**Your objective**. Answer with a single number: how many lines in the listing below include "nodal"?
---------- Dataset content
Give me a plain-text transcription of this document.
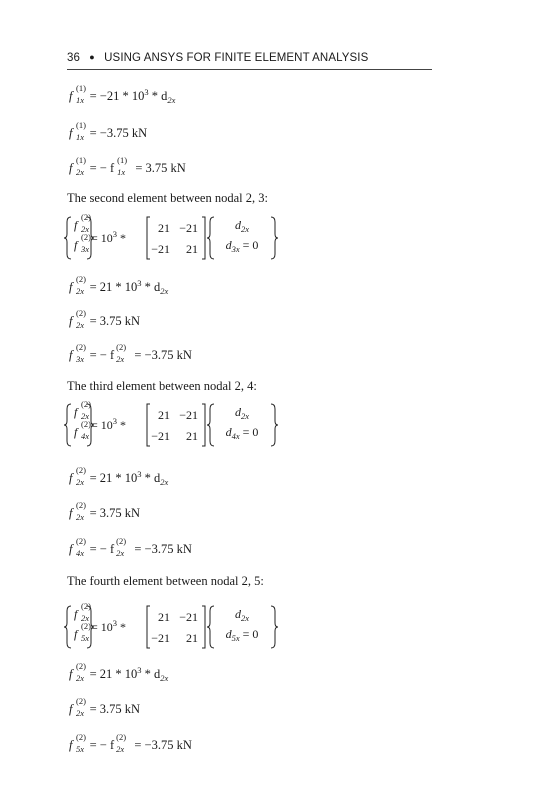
36 ● USING ANSYS FOR FINITE ELEMENT ANALYSIS
f
(1)
$1x = -21 * 10^3 * d_{2x}$
f
(1)
1x = −3.75 kN
f
(1)
2x = − f
(1)
1x = 3.75 kN
The second element between nodal 2, 3:
f
(2)
2x
f
(2)
3x
= $10^3$ *
21 −21
−21	21
$d_{2x}$
$d_{3x} = 0$
f
(2)
$2x = 21 * 10^3 * d_{2x}$
f
(2)
2x = 3.75 kN
f
(2)
3x = − f
(2)
2x = −3.75 kN
The third element between nodal 2, 4:
f
(2)
2x
f
(2)
4x
= $10^3$ *
21 −21
−21	21
$d_{2x}$
$d_{4x} = 0$
f
(2)
$2x = 21 * 10^3 * d_{2x}$
f
(2)
2x = 3.75 kN
f
(2)
4x = − f
(2)
2x = −3.75 kN
The fourth element between nodal 2, 5:
f
(2)
2x
f
(2)
5x
= $10^3$ *
21 −21
−21	21
$d_{2x}$
$d_{5x} = 0$
f
(2)
$2x = 21 * 10^3 * d_{2x}$
f
(2)
2x = 3.75 kN
f
(2)
5x = − f
(2)
2x = −3.75 kN
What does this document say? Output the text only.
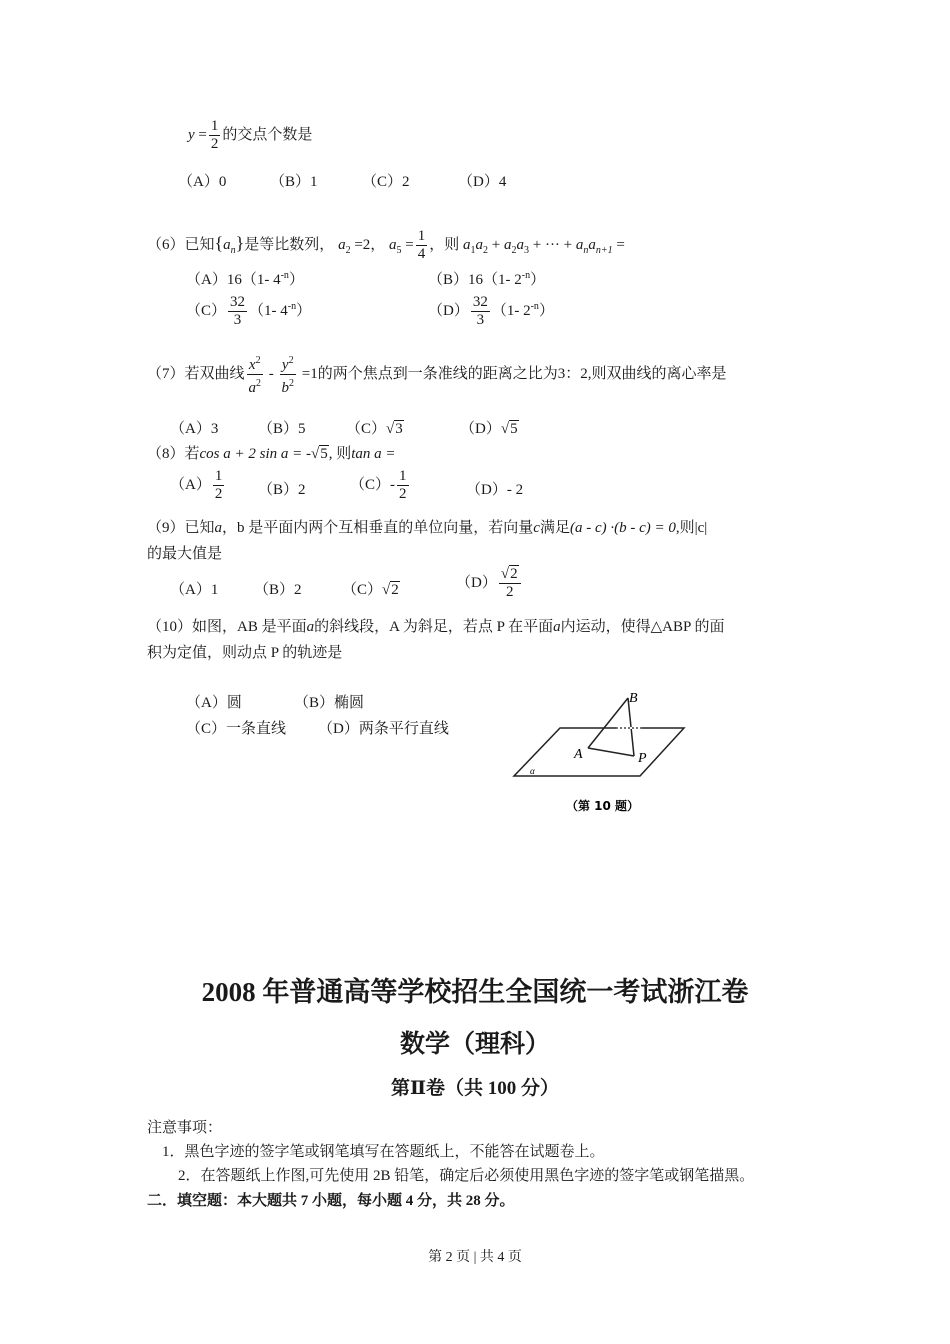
$y = \frac{1}{2}$ 的交点个数是
（A）0	（B）1	（C）2	（D）4
（6）已知$\{a_n\}$是等比数列， $a_2 =2$， $a_5 = \frac{1}{4}$ ，则 $a_1a_2 + a_2a_3$ + ··· + $a_na_{n+1}$ =
（A）16（1- $4^{-n}$）	（B）16（1- $2^{-n}$）
$(C) \frac{32}{3} (1-$ $4^{-n}$）	$(D) \frac{32}{3} (1-$ $2^{-n}$）
（7）若双曲线 $\frac{x^2}{a^2} - \frac{y^2}{b^2} =1$的两个焦点到一条准线的距离之比为3：2,则双曲线的离心率是
（A）3	（B）5	（C）√3	（D）√5
（8）若cos a + 2 sin a = -√5, 则tan a =
$(A) \frac{1}{2} (B)2$	$(C)- \frac{1}{2}$	（D）- 2
（9）已知a，b 是平面内两个互相垂直的单位向量，若向量c满足(a - c) ·(b - c) = 0,则|c|
的最大值是
（A）1 （B）2	（C）√2	$(D) \frac{√2}{2}$
（10）如图，AB 是平面a的斜线段，A 为斜足，若点 P 在平面a内运动，使得△ABP 的面
积为定值，则动点 P 的轨迹是
（A）圆	（B）椭圆
（C）一条直线 （D）两条平行直线
B
A	P
α
（第 10 题）
2008 年普通高等学校招生全国统一考试浙江卷
数学（理科）
第Ⅱ卷（共 100 分）
注意事项：
1．黑色字迹的签字笔或钢笔填写在答题纸上，不能答在试题卷上。
2．在答题纸上作图,可先使用 2B 铅笔，确定后必须使用黑色字迹的签字笔或钢笔描黑。
二．填空题：本大题共 7 小题，每小题 4 分，共 28 分。
第 2 页 | 共 4 页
--------------------
**Output for this exercise**. 3